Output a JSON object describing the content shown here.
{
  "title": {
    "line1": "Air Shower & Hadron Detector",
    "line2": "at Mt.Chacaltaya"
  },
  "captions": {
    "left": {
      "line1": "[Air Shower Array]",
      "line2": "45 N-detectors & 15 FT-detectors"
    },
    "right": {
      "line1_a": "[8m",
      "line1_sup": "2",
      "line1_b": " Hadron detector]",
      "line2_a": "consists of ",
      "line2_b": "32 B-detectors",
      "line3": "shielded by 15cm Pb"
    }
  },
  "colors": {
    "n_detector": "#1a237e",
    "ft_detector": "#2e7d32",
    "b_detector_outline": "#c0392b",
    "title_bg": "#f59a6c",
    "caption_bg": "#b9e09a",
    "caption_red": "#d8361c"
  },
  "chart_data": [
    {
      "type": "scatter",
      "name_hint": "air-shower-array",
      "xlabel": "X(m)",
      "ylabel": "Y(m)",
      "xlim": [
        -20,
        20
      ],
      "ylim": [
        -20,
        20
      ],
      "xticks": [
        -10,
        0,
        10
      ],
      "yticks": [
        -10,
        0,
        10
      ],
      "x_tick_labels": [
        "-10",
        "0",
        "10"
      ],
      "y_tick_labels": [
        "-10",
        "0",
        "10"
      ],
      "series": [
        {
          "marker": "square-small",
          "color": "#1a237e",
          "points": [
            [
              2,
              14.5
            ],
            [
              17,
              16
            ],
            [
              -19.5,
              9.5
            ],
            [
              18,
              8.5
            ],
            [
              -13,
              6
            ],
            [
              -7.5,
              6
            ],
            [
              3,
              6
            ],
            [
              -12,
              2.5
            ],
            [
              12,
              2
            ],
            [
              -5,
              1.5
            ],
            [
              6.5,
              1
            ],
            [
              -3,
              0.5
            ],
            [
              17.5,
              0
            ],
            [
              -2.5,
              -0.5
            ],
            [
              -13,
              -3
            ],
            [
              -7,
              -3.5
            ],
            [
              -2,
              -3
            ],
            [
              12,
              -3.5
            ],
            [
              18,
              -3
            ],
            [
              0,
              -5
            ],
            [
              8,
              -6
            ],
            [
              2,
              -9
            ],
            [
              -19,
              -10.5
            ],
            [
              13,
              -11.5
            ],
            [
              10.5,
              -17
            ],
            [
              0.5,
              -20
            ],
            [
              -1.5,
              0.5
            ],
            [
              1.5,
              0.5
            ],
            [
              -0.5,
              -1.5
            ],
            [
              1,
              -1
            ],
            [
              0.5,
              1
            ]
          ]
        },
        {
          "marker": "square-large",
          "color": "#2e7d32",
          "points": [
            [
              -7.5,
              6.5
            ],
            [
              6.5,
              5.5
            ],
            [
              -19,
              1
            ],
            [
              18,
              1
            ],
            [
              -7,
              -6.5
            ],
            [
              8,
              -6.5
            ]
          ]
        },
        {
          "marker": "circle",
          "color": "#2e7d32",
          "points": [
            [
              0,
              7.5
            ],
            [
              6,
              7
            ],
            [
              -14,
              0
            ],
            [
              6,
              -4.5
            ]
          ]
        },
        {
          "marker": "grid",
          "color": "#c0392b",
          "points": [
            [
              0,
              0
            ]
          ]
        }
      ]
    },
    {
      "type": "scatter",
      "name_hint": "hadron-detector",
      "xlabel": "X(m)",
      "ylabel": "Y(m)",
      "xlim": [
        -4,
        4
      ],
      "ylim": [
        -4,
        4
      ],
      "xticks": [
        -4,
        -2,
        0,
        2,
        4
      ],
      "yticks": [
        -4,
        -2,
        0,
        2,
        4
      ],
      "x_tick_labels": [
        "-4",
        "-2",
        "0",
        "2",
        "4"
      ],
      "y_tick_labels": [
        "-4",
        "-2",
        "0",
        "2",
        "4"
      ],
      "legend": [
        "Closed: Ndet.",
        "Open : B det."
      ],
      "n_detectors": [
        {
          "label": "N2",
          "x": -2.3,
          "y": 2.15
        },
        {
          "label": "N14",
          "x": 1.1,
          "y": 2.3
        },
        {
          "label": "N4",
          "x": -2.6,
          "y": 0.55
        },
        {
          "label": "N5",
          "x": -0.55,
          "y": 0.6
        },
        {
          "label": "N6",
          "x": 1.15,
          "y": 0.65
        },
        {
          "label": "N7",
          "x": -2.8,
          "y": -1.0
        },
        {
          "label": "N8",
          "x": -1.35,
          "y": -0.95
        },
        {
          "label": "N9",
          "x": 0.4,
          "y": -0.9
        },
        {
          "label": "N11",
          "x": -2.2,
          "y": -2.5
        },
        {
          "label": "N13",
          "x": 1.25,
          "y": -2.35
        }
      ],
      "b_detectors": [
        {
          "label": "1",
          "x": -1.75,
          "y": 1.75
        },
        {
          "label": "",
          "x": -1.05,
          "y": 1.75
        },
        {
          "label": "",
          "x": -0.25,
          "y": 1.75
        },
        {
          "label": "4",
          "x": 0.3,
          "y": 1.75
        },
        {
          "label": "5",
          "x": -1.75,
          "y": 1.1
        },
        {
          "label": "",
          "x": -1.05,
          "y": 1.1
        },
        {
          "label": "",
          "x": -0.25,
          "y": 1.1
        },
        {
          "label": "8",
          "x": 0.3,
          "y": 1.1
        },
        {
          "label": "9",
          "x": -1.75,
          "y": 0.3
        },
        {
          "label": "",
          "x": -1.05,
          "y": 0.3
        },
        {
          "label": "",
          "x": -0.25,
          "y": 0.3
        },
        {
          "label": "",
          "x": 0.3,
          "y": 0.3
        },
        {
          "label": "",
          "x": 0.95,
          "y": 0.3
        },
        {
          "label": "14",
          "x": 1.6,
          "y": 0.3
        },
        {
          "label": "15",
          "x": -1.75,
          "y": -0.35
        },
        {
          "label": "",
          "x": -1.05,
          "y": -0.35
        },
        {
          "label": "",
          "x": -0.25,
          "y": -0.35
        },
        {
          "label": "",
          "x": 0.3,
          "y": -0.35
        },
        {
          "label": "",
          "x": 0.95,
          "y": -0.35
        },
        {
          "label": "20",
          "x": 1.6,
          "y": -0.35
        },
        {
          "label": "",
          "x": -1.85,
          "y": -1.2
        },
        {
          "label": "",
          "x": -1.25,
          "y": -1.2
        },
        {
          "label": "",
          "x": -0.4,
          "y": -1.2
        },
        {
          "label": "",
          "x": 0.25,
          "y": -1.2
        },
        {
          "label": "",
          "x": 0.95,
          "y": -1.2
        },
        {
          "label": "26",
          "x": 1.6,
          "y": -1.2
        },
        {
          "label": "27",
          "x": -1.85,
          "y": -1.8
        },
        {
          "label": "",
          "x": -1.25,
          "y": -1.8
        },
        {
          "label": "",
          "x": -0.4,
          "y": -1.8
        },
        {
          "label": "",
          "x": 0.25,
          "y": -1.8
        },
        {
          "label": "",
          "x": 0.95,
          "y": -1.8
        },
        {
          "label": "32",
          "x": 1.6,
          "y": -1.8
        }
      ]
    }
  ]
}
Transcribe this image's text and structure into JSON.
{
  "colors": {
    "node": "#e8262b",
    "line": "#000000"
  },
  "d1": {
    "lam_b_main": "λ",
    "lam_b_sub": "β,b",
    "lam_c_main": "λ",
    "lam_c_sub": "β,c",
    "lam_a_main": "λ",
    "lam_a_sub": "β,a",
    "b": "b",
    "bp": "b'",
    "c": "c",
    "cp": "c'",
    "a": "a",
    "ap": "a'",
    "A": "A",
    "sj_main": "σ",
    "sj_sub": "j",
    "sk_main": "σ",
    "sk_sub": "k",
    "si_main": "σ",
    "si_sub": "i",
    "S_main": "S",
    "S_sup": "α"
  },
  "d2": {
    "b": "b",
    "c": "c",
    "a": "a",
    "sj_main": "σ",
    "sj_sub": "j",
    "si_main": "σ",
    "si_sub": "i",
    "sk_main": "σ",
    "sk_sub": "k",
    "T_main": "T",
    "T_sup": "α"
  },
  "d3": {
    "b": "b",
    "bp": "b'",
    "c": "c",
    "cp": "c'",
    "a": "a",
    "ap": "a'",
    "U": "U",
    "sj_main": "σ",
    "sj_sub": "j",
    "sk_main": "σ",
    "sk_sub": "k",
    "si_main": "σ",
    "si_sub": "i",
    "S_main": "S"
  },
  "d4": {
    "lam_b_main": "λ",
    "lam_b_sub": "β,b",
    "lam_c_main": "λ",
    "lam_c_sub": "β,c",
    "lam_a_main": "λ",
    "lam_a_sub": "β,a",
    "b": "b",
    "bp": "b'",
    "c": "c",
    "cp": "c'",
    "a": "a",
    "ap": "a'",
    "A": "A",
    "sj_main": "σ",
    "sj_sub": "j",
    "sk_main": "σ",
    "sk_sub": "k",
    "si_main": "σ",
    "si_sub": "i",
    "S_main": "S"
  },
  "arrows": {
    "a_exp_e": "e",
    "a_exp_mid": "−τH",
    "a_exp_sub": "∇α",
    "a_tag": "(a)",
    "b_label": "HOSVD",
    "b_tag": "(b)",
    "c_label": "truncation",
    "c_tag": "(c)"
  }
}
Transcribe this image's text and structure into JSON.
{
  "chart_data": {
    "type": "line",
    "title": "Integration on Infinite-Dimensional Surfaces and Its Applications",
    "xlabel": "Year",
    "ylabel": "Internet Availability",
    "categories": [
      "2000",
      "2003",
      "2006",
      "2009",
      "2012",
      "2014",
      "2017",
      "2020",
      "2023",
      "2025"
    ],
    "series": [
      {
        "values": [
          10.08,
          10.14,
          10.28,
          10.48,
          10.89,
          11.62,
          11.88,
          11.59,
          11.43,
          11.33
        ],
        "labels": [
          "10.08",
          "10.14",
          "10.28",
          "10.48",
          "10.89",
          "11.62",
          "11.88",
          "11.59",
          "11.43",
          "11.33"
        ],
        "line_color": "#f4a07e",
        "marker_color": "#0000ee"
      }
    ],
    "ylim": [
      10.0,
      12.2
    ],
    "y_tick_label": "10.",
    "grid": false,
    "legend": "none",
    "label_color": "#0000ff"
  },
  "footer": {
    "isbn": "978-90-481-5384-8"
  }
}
┄┄┄┄┄┄
— PROBLEM REQUIREMENTS —
Report how many lines in these entries contain "square". Answer with the number only.

— OUTPUT OF THE TASK —
2